如何用 dbt 客製化命名 bigquery dataset? dbt custom schema 原理及使用方式

2023 iThome 鐵人賽

DAY 8

AI & Data

如何借助 dbt 優化當代資料倉儲及資料工程師的水肥之路分享系列第 8 篇

15th鐵人賽 dbt core dbt custom schema

brucehau

團隊dbt 和 dbt 以外有趣的事

2023-09-23 01:57:34

1356 瀏覽

分享至

這篇稍微進階，但對你在寫 dbt 對應 data warehouse 命名管理很有幫助

首先我們定義好專有名詞，以dbt 使用 bigquery 為例

定義: 在 dbt vs bigquery 的使用名詞中

database = project

要記住， dbt 所有設定使用 bigquery 中， schema 都是牽扯到 dataset 層級，database 為 project 層，後面操作我們都以 bigquery 為例
custom schema 是什麼?
我們知道 schema 就是 dataset 的名字，custom schema 顧名思義可以自定義的資料庫名字
為何需要 custom schema?
因為他讓你自己命名 schema ，所以彈性的設定每個 dbt model 生成在 biguery dataset 的位置，如果你沒設定 schema，你的預設 dataset 就會照你的 profile.yml 的名稱決定

# example profiles.yml file
migo-dbt:
  target: dev
  outputs:
    dev:
			dataset: migo_test
      job_execution_timeout_seconds: 1800
      job_retries: 2
      location: US
      method: oauth
      priority: interactive
      project: migo-1606
      threads: 8
      type: bigquery

參照以上的設定，你若不設定 custom schema 在 dbt_project，你所有 dbt run 的 model 都會生成在 migo_test 的 bigquery dataset。

##########

作答指示 1:
請把這篇講 dbt custom schema 的文章裡，從含有「這篇稍微進階，但對你在寫 dbt 對應」的字句開始、到「為何需要 custom schema?」結束的那一段，一字不改地重新打出來。
這篇文章和後面的條目出自不同的來源。

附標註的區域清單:
##########

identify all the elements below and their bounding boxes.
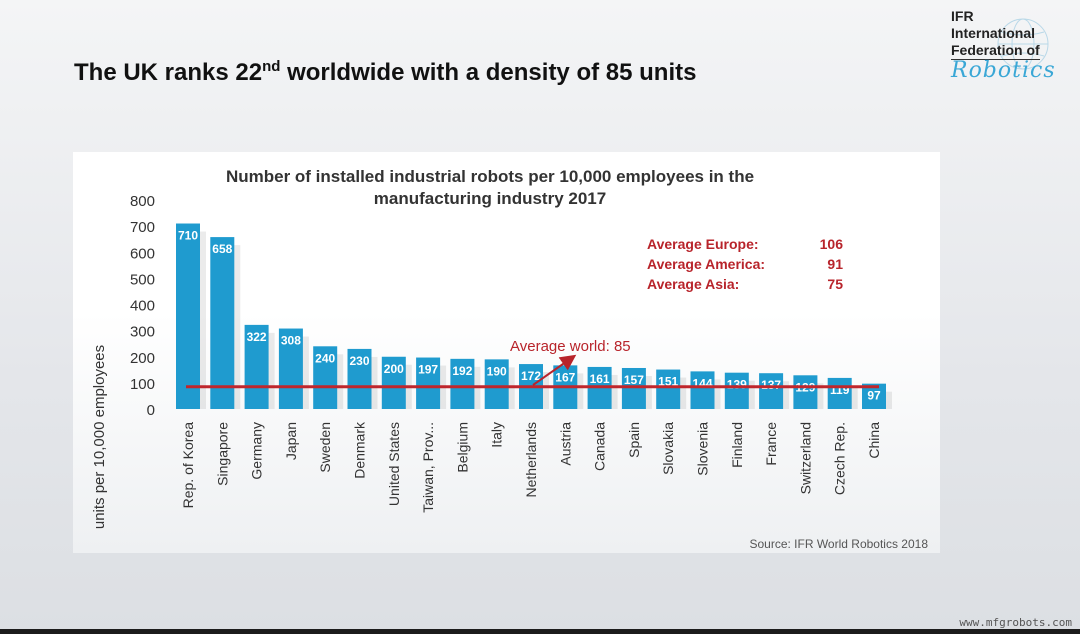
x-tick-label: France [763,422,779,466]
x-tick-label: Denmark [352,421,368,479]
bar [210,237,235,409]
y-tick-label: 400 [130,298,155,315]
x-tick-label: Sweden [317,422,333,473]
average-annotation-value: 91 [827,256,843,272]
data-label: 190 [487,364,507,378]
x-tick-label: Austria [557,422,573,466]
data-label: 658 [212,242,232,256]
average-annotation-label: Average Europe: [647,236,759,252]
y-tick-label: 0 [147,402,155,419]
page-headline: The UK ranks 22nd worldwide with a densi… [74,58,696,87]
data-label: 192 [452,364,472,378]
chart-title-line-2: manufacturing industry 2017 [374,189,606,208]
chart-panel: Number of installed industrial robots pe… [73,152,940,553]
bar [690,371,715,409]
globe-icon [997,18,1049,70]
bar [176,223,200,409]
x-tick-label: Rep. of Korea [180,422,196,509]
bar [793,375,818,409]
y-tick-label: 700 [130,219,155,236]
data-label: 308 [281,334,301,348]
x-tick-label: Singapore [214,422,230,486]
average-annotation-label: Average Asia: [647,276,739,292]
y-tick-label: 600 [130,245,155,262]
average-annotation-label: Average America: [647,256,765,272]
y-tick-label: 800 [130,193,155,210]
bar-chart: Number of installed industrial robots pe… [91,167,928,551]
data-label: 161 [590,372,610,386]
x-tick-label: China [866,422,882,459]
bar [827,377,852,409]
bar [759,373,784,409]
bar [484,359,509,409]
y-tick-label: 300 [130,324,155,341]
x-tick-label: Belgium [454,422,470,473]
data-label: 167 [555,370,575,384]
x-tick-label: Switzerland [797,422,813,494]
average-annotation-value: 106 [820,236,844,252]
x-tick-label: Taiwan, Prov... [420,422,436,513]
logo-line: IFR [951,8,974,24]
bar [724,372,749,409]
data-label: 322 [247,330,267,344]
data-label: 240 [315,351,335,365]
data-label: 157 [624,373,644,387]
data-label: 119 [830,383,850,397]
watermark: www.mfgrobots.com [959,616,1072,629]
y-tick-label: 100 [130,376,155,393]
data-label: 172 [521,369,541,383]
bottom-bar [0,629,1080,634]
x-tick-label: United States [386,422,402,506]
bar [656,369,681,409]
bar [313,346,338,409]
bar [621,367,646,409]
data-label: 97 [867,389,881,403]
source-note: Source: IFR World Robotics 2018 [749,537,928,551]
data-label: 200 [384,362,404,376]
bar [416,357,441,409]
average-world-label: Average world: 85 [510,338,631,355]
bar [381,356,406,409]
headline-superscript: nd [262,58,281,75]
bar [278,328,303,409]
logo-line: International [951,25,1036,41]
x-tick-label: Slovakia [660,422,676,475]
x-tick-label: Czech Rep. [832,422,848,495]
data-label: 139 [727,378,747,392]
data-label: 137 [761,378,781,392]
x-tick-label: Canada [592,422,608,471]
arrow-icon [532,354,577,386]
x-tick-label: Japan [283,422,299,460]
data-label: 230 [349,354,369,368]
logo-line: Federation of [951,42,1040,60]
data-label: 197 [418,363,438,377]
x-tick-label: Italy [489,422,505,448]
headline-text: The UK ranks 22 [74,59,263,86]
y-tick-label: 500 [130,271,155,288]
average-annotation-value: 75 [827,276,843,292]
x-tick-label: Slovenia [695,422,711,476]
logo-script: Robotics [951,58,1056,83]
chart-title-line-1: Number of installed industrial robots pe… [226,167,754,186]
bar [347,348,372,409]
x-tick-label: Germany [249,422,265,480]
headline-text-end: worldwide with a density of 85 units [280,59,697,86]
data-label: 151 [658,375,678,389]
y-tick-label: 200 [130,350,155,367]
x-tick-label: Netherlands [523,422,539,498]
y-axis-label: units per 10,000 employees [91,345,108,529]
bar [450,358,475,409]
ifr-logo: IFR International Federation of Robotics [951,8,1071,108]
x-tick-label: Finland [729,422,745,468]
x-tick-label: Spain [626,422,642,458]
bar [244,324,269,409]
data-label: 710 [178,229,198,243]
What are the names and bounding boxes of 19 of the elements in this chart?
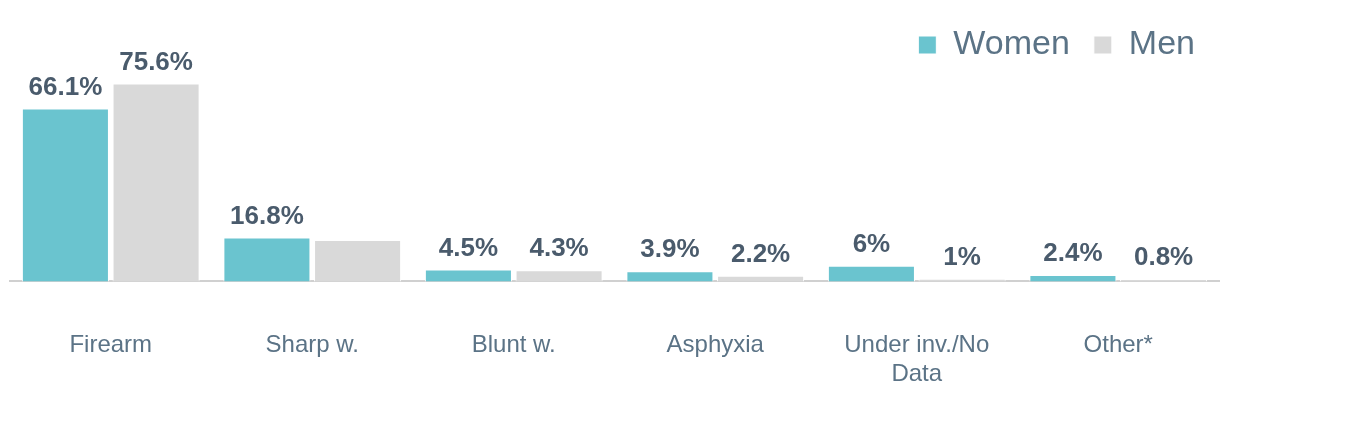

##########

作答指示 2:
在條目中，從含有「x-tick-label: France [763,422,779,466]」的那一行起，到含有「x-tick-label: Austria [557,422,573,466]」的那一行為止，把「Sweden」換成「Norway」，其餘不動，只列出這幾行。

書面回答 1:
這篇稍微進階，但對你在寫 dbt 對應 data warehouse 命名管理很有幫助

首先我們定義好專有名詞，以dbt 使用 bigquery 為例

定義: 在 dbt vs bigquery 的使用名詞中

database = project

要記住， dbt 所有設定使用 bigquery 中， schema 都是牽扯到 dataset 層級，database 為 project 層，後面操作我們都以 bigquery 為例
custom schema 是什麼?
我們知道 schema 就是 dataset 的名字，custom schema 顧名思義可以自定義的資料庫名字
為何需要 custom schema?

書面回答 2:
x-tick-label: France [763,422,779,466]
x-tick-label: Denmark [352,421,368,479]
bar [210,237,235,409]
y-tick-label: 400 [130,298,155,315]
x-tick-label: Norway [317,422,333,473]
average-annotation-value: 91 [827,256,843,272]
data-label: 190 [487,364,507,378]
x-tick-label: Austria [557,422,573,466]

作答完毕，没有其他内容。